CHALLENGE
Output each line exactly as it appears, skipping any embedded picture.

THE DATA
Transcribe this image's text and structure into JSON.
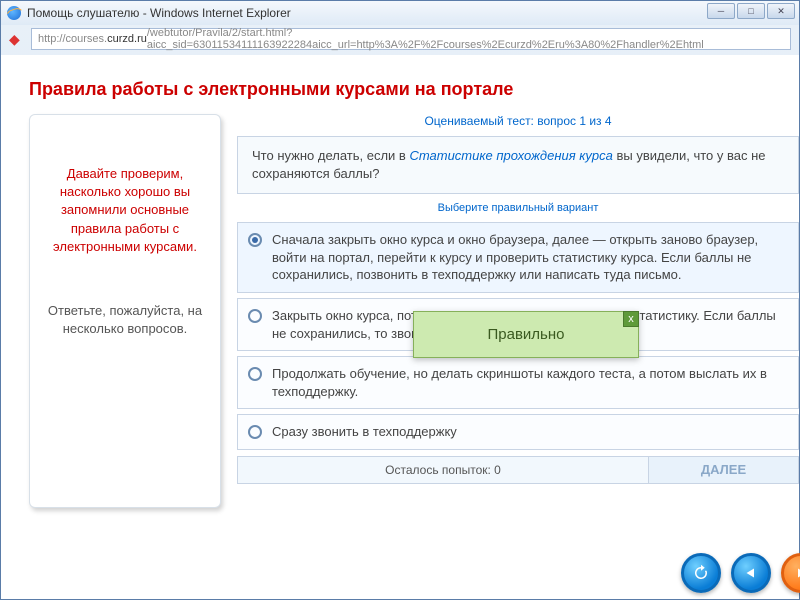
{
  "window": {
    "title": "Помощь слушателю - Windows Internet Explorer"
  },
  "url": {
    "scheme": "http://",
    "prefix": "courses.",
    "host": "curzd.ru",
    "path": "/webtutor/Pravila/2/start.html?aicc_sid=63011534111163922284aicc_url=http%3A%2F%2Fcourses%2Ecurzd%2Eru%3A80%2Fhandler%2Ehtml"
  },
  "course": {
    "title": "Правила работы с электронными  курсами на портале"
  },
  "left": {
    "red": "Давайте проверим, насколько хорошо вы запомнили основные правила работы с электронными курсами.",
    "gray": "Ответьте, пожалуйста, на несколько вопросов."
  },
  "quiz": {
    "meta": "Оцениваемый тест: вопрос 1 из 4",
    "question_pre": "Что нужно делать, если в ",
    "question_link": "Статистике прохождения курса",
    "question_post": " вы увидели, что у вас не сохраняются баллы?",
    "instruction": "Выберите правильный вариант",
    "options": [
      "Сначала закрыть окно курса и окно браузера, далее — открыть заново браузер, войти на портал, перейти к курсу и проверить статистику курса. Если баллы не сохранились, позвонить в техподдержку или написать туда письмо.",
      "Закрыть окно курса, потом снова его открыть и посмотреть статистику. Если баллы не сохранились, то звонить в техподдержку.",
      "Продолжать обучение, но делать скриншоты каждого теста, а потом выслать их в техподдержку.",
      "Сразу звонить в техподдержку"
    ],
    "selected": 0,
    "attempts": "Осталось попыток: 0",
    "next": "ДАЛЕЕ"
  },
  "feedback": {
    "text": "Правильно",
    "close": "x"
  }
}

OUTPUT OF THE TASK
Transcribe this image's text and structure into JSON.
{
  "window": {
    "title": "Помощь слушателю - Windows Internet Explorer"
  },
  "url": {
    "scheme": "http://",
    "prefix": "courses.",
    "host": "curzd.ru",
    "path": "/webtutor/Pravila/2/start.html?aicc_sid=63011534111163922284aicc_url=http%3A%2F%2Fcourses%2Ecurzd%2Eru%3A80%2Fhandler%2Ehtml"
  },
  "course": {
    "title": "Правила работы с электронными  курсами на портале"
  },
  "left": {
    "red": "Давайте проверим, насколько хорошо вы запомнили основные правила работы с электронными курсами.",
    "gray": "Ответьте, пожалуйста, на несколько вопросов."
  },
  "quiz": {
    "meta": "Оцениваемый тест: вопрос 1 из 4",
    "question_pre": "Что нужно делать, если в ",
    "question_link": "Статистике прохождения курса",
    "question_post": " вы увидели, что у вас не сохраняются баллы?",
    "instruction": "Выберите правильный вариант",
    "options": [
      "Сначала закрыть окно курса и окно браузера, далее — открыть заново браузер, войти на портал, перейти к курсу и проверить статистику курса. Если баллы не сохранились, позвонить в техподдержку или написать туда письмо.",
      "Закрыть окно курса, потом снова его открыть и посмотреть статистику. Если баллы не сохранились, то звонить в техподдержку.",
      "Продолжать обучение, но делать скриншоты каждого теста, а потом выслать их в техподдержку.",
      "Сразу звонить в техподдержку"
    ],
    "selected": 0,
    "attempts": "Осталось попыток: 0",
    "next": "ДАЛЕЕ"
  },
  "feedback": {
    "text": "Правильно",
    "close": "x"
  }
}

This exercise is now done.